• [AIM OF THE TASK]:
The entries need to be copied exactly.

• [DATA PROVIDED]:

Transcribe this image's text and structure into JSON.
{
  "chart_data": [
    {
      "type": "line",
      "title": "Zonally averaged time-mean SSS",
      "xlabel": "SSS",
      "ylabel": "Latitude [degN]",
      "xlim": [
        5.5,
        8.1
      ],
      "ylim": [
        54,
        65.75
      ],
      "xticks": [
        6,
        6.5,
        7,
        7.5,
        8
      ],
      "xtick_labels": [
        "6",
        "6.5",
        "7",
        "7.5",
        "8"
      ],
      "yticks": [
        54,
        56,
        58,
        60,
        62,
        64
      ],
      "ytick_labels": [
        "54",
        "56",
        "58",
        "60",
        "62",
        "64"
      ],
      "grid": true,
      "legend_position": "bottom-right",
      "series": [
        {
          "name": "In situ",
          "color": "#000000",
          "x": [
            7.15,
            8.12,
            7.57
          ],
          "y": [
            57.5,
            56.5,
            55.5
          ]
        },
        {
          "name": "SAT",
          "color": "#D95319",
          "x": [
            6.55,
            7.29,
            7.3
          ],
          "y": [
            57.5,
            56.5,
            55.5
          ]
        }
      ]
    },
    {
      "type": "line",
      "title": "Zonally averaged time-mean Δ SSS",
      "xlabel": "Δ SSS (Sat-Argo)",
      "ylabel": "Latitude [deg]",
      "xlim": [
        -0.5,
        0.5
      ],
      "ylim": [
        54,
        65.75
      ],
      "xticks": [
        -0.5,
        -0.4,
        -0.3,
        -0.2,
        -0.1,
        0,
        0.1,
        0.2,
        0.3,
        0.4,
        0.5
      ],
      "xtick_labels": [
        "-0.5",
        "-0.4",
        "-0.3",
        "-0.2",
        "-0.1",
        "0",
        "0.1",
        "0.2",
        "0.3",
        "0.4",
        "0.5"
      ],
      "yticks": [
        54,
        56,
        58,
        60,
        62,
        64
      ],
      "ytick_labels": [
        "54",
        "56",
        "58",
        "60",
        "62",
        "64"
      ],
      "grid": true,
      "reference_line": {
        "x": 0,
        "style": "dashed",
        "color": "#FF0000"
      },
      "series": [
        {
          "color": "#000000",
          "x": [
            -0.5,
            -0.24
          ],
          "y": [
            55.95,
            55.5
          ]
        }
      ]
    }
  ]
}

• [SOLVED PROBLEM]:
Transcribe this image's text and structure into JSON.
{
  "chart_data": [
    {
      "type": "line",
      "title": "Zonally averaged time-mean SSS",
      "xlabel": "SSS",
      "ylabel": "Latitude [degN]",
      "xlim": [
        5.5,
        8.1
      ],
      "ylim": [
        54,
        65.75
      ],
      "xticks": [
        6,
        6.5,
        7,
        7.5,
        8
      ],
      "xtick_labels": [
        "6",
        "6.5",
        "7",
        "7.5",
        "8"
      ],
      "yticks": [
        54,
        56,
        58,
        60,
        62,
        64
      ],
      "ytick_labels": [
        "54",
        "56",
        "58",
        "60",
        "62",
        "64"
      ],
      "grid": true,
      "legend_position": "bottom-right",
      "series": [
        {
          "name": "In situ",
          "color": "#000000",
          "x": [
            7.15,
            8.12,
            7.57
          ],
          "y": [
            57.5,
            56.5,
            55.5
          ]
        },
        {
          "name": "SAT",
          "color": "#D95319",
          "x": [
            6.55,
            7.29,
            7.3
          ],
          "y": [
            57.5,
            56.5,
            55.5
          ]
        }
      ]
    },
    {
      "type": "line",
      "title": "Zonally averaged time-mean Δ SSS",
      "xlabel": "Δ SSS (Sat-Argo)",
      "ylabel": "Latitude [deg]",
      "xlim": [
        -0.5,
        0.5
      ],
      "ylim": [
        54,
        65.75
      ],
      "xticks": [
        -0.5,
        -0.4,
        -0.3,
        -0.2,
        -0.1,
        0,
        0.1,
        0.2,
        0.3,
        0.4,
        0.5
      ],
      "xtick_labels": [
        "-0.5",
        "-0.4",
        "-0.3",
        "-0.2",
        "-0.1",
        "0",
        "0.1",
        "0.2",
        "0.3",
        "0.4",
        "0.5"
      ],
      "yticks": [
        54,
        56,
        58,
        60,
        62,
        64
      ],
      "ytick_labels": [
        "54",
        "56",
        "58",
        "60",
        "62",
        "64"
      ],
      "grid": true,
      "reference_line": {
        "x": 0,
        "style": "dashed",
        "color": "#FF0000"
      },
      "series": [
        {
          "color": "#000000",
          "x": [
            -0.5,
            -0.24
          ],
          "y": [
            55.95,
            55.5
          ]
        }
      ]
    }
  ]
}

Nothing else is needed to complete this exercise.